-- begin Supplied data --

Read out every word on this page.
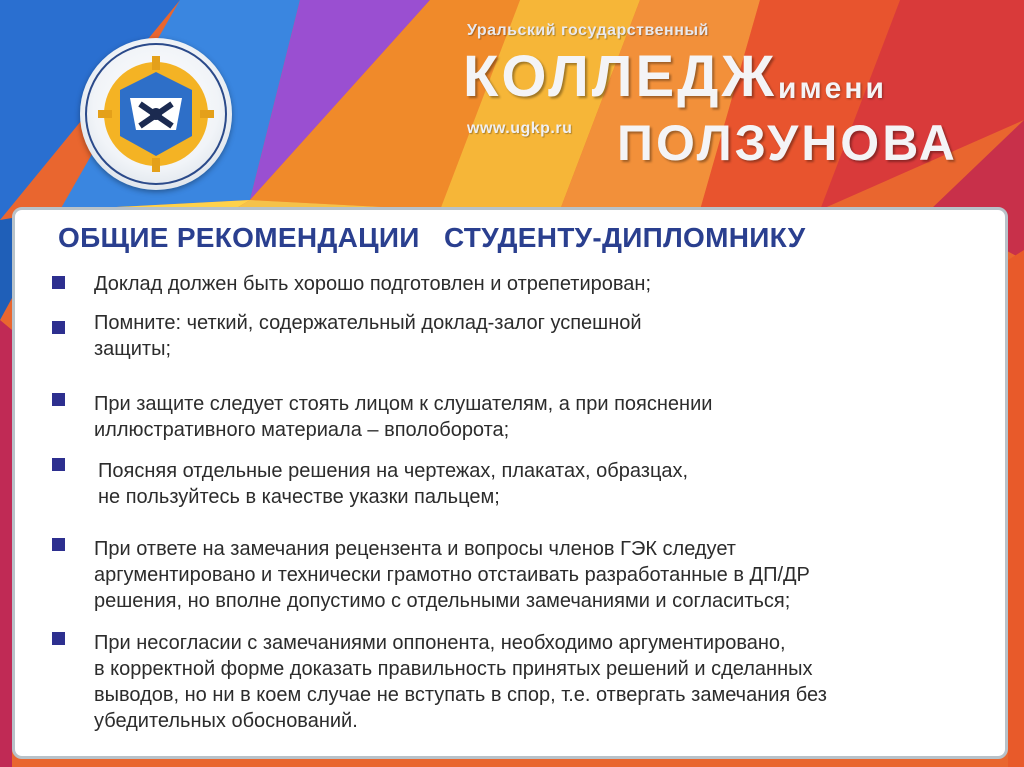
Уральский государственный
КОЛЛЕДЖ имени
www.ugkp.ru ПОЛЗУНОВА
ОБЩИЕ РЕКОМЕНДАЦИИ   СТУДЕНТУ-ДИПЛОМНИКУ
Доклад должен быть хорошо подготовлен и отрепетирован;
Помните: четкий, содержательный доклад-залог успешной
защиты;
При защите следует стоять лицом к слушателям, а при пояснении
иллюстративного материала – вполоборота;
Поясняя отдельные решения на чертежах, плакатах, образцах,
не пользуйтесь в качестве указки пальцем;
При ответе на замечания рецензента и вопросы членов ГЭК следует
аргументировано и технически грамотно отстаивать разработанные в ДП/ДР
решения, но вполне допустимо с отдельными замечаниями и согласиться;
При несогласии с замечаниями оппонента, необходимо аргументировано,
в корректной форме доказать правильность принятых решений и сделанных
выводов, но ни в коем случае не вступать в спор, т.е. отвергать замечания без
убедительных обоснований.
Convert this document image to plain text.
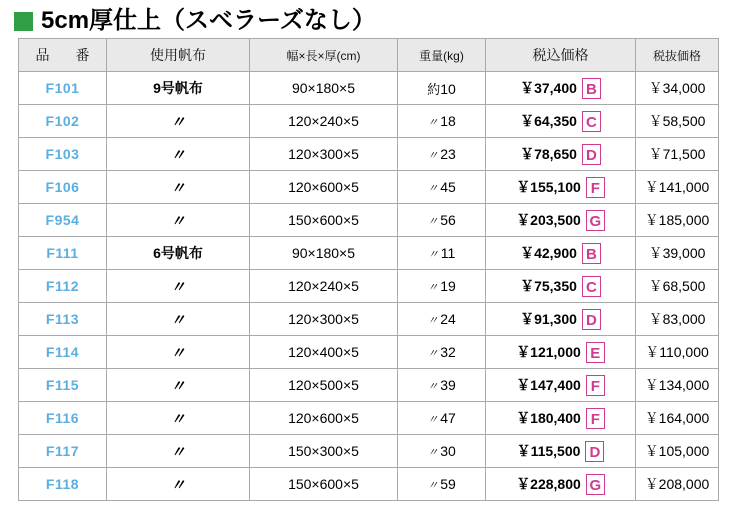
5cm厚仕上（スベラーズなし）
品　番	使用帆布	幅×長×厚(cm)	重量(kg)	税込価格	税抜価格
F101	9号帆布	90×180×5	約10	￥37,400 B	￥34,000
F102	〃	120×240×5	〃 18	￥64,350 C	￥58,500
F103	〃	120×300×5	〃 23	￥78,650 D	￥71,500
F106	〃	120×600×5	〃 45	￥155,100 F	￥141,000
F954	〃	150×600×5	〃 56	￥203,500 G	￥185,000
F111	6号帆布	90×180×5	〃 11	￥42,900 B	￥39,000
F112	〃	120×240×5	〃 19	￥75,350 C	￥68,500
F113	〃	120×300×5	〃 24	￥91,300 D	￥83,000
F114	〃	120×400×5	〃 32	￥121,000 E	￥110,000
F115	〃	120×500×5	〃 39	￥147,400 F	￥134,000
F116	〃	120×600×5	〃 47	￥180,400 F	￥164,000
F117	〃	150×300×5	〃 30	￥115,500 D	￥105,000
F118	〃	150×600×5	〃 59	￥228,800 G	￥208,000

-- end Supplied data --

_Aim_
From the data above, copy each line that holds "аргументировано".

_Expected answer_
аргументировано и технически грамотно отстаивать разработанные в ДП/ДР
При несогласии с замечаниями оппонента, необходимо аргументировано,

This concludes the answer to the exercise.